• What to work on
Select and reproduce each line of the listing below that bears the string "color".

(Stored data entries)
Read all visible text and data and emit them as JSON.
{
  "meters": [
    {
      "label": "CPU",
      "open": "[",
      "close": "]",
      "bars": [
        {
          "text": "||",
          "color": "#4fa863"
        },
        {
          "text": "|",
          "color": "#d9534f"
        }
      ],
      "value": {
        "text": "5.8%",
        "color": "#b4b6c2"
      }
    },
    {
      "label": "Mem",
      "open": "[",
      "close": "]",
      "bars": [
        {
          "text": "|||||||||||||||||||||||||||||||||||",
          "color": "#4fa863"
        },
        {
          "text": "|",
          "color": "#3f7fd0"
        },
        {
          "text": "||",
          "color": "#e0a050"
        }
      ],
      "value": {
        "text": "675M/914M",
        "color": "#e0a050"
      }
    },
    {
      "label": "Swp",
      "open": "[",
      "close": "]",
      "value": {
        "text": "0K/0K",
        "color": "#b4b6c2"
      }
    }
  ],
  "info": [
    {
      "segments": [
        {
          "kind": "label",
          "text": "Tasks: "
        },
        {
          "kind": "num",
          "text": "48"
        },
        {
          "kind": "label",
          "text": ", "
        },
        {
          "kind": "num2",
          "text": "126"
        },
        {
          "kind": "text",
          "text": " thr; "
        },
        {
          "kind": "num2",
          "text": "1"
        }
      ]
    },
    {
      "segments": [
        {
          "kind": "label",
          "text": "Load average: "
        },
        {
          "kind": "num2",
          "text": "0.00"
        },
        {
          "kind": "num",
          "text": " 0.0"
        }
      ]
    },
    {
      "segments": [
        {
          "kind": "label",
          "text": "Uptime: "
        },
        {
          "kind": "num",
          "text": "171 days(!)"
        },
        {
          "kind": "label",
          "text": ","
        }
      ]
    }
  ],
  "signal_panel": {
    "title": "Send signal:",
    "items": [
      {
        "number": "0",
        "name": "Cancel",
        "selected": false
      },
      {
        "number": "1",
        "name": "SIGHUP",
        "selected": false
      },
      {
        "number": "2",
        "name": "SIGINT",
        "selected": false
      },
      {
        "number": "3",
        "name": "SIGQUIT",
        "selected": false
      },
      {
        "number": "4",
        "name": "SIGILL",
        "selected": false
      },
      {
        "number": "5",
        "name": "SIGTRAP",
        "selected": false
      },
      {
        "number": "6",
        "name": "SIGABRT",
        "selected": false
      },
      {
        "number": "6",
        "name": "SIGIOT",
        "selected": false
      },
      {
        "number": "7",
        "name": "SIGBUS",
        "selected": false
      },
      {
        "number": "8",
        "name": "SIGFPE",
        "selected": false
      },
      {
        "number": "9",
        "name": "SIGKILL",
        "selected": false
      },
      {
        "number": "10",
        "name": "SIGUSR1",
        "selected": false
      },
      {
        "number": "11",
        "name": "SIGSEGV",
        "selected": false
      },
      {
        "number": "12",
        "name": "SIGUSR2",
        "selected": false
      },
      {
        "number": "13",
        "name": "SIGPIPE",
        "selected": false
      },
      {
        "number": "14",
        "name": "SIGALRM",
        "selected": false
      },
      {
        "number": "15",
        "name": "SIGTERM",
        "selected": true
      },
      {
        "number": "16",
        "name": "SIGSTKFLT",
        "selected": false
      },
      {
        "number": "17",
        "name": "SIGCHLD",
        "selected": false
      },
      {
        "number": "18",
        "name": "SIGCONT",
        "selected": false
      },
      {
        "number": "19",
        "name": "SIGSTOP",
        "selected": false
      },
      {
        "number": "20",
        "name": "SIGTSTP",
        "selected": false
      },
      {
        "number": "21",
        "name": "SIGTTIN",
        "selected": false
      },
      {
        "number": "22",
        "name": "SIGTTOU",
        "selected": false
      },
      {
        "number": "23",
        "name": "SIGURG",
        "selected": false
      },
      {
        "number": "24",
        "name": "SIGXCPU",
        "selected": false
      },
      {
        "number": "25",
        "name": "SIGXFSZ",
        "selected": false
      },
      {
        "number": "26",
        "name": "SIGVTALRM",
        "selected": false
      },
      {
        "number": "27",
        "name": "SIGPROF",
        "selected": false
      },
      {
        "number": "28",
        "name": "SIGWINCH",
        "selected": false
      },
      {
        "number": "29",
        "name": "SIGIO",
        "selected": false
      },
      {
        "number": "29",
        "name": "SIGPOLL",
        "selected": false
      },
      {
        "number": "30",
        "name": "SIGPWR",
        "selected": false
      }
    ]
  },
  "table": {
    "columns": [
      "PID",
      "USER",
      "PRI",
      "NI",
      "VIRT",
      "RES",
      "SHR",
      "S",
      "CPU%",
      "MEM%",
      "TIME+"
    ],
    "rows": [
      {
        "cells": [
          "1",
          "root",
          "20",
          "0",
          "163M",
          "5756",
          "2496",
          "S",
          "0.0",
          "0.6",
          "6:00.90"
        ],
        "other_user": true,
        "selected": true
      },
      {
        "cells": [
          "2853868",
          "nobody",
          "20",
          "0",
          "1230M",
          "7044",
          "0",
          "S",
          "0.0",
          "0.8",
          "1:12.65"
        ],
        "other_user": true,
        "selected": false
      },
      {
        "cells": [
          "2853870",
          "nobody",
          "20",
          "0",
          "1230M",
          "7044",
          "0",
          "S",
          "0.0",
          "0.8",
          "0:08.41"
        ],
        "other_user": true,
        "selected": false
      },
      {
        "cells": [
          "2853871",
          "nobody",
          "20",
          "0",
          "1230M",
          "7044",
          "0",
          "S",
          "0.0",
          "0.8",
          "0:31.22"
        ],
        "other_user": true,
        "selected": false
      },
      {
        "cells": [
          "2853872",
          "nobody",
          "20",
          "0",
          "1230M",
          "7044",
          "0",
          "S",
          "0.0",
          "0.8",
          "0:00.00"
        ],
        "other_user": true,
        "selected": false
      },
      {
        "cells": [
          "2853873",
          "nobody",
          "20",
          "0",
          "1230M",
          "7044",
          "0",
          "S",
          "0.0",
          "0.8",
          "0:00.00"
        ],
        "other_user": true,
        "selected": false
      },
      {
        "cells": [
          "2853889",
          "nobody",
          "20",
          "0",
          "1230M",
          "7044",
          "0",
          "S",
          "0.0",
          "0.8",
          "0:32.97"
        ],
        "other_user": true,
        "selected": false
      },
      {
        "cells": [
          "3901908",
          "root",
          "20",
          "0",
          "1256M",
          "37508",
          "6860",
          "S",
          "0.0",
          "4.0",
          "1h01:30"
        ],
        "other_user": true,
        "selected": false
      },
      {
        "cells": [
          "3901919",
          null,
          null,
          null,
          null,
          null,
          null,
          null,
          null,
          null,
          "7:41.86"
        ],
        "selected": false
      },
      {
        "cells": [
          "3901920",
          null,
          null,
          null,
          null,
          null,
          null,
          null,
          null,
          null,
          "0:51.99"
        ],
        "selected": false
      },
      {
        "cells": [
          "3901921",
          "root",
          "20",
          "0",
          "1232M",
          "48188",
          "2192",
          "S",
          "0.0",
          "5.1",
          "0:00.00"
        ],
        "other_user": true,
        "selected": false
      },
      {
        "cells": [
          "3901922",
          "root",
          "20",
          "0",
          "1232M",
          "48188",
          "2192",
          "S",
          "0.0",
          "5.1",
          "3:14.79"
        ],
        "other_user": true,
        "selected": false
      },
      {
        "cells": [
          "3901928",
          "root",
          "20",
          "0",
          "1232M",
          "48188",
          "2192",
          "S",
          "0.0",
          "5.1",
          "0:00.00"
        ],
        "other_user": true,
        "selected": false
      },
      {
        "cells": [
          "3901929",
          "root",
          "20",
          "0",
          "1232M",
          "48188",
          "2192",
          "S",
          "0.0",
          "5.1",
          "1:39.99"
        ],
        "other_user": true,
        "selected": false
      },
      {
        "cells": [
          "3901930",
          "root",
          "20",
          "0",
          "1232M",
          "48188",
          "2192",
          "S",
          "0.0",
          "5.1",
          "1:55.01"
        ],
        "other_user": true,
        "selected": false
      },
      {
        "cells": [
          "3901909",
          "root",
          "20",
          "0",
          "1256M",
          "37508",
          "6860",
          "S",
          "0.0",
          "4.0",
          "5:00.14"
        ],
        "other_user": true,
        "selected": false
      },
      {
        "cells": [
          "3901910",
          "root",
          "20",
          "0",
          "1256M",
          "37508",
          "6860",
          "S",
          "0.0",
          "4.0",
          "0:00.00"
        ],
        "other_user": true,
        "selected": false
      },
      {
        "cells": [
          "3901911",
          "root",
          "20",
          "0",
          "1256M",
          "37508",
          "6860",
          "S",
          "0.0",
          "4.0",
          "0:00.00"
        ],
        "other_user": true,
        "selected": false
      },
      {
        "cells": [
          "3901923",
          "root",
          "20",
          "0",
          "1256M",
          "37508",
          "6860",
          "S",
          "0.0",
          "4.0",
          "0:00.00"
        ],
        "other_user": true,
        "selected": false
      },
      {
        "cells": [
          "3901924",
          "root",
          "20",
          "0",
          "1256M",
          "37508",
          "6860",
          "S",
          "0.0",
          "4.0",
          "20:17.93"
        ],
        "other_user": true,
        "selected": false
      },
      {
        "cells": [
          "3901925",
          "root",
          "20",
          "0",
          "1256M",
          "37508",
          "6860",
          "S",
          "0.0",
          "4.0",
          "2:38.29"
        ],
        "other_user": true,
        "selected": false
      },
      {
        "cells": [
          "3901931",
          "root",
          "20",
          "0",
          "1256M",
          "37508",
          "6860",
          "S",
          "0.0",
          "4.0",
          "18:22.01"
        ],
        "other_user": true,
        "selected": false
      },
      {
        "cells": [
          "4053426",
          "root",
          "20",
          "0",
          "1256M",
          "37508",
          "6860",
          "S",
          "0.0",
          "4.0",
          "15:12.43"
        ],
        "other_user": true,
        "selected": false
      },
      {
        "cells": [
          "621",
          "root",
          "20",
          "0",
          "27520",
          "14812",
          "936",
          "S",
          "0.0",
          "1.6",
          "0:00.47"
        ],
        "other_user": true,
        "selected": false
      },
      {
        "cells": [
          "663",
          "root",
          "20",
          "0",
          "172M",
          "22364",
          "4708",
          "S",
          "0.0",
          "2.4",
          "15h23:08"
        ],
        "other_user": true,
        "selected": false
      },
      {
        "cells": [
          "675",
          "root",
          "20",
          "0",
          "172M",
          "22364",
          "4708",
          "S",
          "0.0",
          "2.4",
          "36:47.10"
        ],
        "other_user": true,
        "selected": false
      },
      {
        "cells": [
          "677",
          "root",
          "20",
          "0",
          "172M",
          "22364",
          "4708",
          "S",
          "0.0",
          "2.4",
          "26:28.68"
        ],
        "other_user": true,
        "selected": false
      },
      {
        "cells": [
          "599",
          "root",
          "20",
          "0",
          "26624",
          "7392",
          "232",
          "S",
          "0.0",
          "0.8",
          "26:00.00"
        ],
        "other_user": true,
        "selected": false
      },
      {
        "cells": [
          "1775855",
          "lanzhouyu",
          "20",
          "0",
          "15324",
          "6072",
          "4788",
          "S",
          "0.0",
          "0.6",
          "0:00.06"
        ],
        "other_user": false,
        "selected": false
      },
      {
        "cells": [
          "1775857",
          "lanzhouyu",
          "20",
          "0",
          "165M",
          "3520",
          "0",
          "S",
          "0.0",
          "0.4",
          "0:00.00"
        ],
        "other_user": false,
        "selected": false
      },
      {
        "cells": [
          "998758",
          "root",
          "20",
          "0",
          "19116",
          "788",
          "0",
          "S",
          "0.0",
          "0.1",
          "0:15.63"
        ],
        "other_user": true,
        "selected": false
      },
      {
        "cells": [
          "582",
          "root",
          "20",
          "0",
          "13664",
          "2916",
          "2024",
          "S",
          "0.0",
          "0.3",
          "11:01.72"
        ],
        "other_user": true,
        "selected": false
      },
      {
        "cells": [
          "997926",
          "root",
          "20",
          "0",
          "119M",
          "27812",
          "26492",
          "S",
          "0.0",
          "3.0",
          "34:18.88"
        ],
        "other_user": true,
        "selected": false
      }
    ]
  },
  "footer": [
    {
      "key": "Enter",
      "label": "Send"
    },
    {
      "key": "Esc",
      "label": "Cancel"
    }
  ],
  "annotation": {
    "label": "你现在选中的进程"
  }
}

• Task result
          "color": "#4fa863"
          "color": "#d9534f"
        "color": "#b4b6c2"
          "color": "#4fa863"
          "color": "#3f7fd0"
          "color": "#e0a050"
        "color": "#e0a050"
        "color": "#b4b6c2"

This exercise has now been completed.